> THE PROBLEM
Format the records below as a Markdown table with the columns Row and Entry. Include everything from the first line through the line containing "474, 884, 489]", numbering each row and leaving out blank lines.

══ AVAILABLE DATA

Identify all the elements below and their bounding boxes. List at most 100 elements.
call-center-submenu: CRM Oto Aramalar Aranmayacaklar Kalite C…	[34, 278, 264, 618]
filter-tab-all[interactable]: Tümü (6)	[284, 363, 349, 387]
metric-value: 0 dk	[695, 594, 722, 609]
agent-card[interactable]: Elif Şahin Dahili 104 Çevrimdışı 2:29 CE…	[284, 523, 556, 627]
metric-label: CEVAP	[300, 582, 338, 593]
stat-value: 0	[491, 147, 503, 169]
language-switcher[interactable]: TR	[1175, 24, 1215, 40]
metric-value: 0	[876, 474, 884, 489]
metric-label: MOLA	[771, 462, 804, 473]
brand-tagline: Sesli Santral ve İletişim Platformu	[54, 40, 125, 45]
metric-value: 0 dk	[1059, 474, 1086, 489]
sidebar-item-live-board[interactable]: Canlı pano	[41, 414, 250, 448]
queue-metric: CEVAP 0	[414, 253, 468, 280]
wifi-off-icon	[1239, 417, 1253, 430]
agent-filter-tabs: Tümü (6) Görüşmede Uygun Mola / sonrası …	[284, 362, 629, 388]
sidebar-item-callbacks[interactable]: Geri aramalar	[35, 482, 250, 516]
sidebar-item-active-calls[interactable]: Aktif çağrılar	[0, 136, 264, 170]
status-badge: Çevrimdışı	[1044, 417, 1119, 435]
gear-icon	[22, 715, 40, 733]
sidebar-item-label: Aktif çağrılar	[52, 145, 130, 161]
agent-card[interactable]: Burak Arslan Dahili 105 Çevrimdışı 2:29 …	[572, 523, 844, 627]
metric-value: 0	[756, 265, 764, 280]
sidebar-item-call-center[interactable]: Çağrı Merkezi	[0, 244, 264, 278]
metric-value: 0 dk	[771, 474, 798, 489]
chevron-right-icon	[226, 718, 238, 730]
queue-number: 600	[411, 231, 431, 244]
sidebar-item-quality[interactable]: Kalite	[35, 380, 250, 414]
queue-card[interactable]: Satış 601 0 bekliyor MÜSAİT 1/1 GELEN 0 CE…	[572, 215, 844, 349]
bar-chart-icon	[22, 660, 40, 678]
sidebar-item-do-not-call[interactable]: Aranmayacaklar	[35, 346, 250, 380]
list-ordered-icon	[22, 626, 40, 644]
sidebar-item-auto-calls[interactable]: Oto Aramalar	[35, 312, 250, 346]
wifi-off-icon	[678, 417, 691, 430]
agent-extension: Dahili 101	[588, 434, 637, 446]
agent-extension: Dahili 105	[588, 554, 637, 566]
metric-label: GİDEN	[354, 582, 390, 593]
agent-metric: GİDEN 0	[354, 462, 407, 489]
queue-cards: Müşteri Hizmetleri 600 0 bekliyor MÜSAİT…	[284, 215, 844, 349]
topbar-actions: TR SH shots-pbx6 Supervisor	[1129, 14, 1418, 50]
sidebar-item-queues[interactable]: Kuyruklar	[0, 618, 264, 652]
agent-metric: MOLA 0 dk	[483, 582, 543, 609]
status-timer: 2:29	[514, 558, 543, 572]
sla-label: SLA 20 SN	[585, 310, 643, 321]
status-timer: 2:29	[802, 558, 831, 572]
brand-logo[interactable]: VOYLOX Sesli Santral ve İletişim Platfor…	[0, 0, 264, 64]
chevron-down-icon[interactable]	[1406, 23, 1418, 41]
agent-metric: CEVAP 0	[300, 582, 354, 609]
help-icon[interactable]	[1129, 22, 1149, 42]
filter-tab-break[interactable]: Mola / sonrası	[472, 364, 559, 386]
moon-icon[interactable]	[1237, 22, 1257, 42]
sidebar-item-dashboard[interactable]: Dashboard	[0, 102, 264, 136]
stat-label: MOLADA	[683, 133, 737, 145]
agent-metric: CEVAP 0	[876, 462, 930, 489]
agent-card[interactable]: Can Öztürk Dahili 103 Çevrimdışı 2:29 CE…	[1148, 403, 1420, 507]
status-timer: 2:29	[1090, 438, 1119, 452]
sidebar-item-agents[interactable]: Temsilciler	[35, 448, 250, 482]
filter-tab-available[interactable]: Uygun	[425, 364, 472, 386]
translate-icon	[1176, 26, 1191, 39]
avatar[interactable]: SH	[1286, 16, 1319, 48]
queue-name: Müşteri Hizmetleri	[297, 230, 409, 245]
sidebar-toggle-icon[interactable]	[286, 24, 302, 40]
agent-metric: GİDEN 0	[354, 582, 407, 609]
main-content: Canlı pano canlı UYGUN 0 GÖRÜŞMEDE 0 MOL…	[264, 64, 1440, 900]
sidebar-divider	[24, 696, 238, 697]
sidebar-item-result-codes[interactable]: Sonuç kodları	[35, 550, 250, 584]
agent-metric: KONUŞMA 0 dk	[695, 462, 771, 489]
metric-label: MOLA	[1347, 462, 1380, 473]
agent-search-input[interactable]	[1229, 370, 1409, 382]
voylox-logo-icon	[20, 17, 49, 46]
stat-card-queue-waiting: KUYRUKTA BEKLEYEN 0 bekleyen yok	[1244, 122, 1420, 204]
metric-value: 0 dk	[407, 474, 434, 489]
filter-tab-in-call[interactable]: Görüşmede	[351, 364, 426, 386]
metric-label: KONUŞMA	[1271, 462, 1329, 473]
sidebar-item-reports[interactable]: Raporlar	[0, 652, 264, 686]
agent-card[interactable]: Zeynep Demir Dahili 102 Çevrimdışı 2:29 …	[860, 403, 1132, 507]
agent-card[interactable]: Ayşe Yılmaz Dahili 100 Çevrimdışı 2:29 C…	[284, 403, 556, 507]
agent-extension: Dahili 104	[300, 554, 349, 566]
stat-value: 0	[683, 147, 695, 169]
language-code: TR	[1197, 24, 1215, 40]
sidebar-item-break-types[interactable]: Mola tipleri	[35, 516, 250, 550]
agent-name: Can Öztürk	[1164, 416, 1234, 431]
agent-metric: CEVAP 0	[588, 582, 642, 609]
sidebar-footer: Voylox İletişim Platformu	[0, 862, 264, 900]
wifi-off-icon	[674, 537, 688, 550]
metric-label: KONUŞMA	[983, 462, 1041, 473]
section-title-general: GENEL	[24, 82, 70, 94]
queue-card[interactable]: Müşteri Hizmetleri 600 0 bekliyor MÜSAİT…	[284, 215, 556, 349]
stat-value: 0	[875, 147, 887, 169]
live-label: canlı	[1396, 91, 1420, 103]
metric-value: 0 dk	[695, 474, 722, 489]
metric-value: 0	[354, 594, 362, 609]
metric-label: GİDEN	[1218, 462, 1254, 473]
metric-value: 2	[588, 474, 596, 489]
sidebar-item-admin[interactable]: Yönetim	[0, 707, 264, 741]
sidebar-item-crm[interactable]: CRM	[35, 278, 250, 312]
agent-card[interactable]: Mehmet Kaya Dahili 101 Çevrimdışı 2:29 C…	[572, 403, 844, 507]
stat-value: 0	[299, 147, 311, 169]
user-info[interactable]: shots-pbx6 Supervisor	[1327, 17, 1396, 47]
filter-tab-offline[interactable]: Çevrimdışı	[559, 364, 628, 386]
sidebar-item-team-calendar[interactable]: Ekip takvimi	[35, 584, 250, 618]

════

> TASK SOLUTION
| Row | Entry |
|---|---|
| 1 | Identify all the elements below and their bounding boxes. List at most 100 elements. |
| 2 | call-center-submenu: CRM Oto Aramalar Aranmayacaklar Kalite C…	[34, 278, 264, 618] |
| 3 | filter-tab-all[interactable]: Tümü (6)	[284, 363, 349, 387] |
| 4 | metric-value: 0 dk	[695, 594, 722, 609] |
| 5 | agent-card[interactable]: Elif Şahin Dahili 104 Çevrimdışı 2:29 CE…	[284, 523, 556, 627] |
| 6 | metric-label: CEVAP	[300, 582, 338, 593] |
| 7 | stat-value: 0	[491, 147, 503, 169] |
| 8 | language-switcher[interactable]: TR	[1175, 24, 1215, 40] |
| 9 | metric-value: 0	[876, 474, 884, 489] |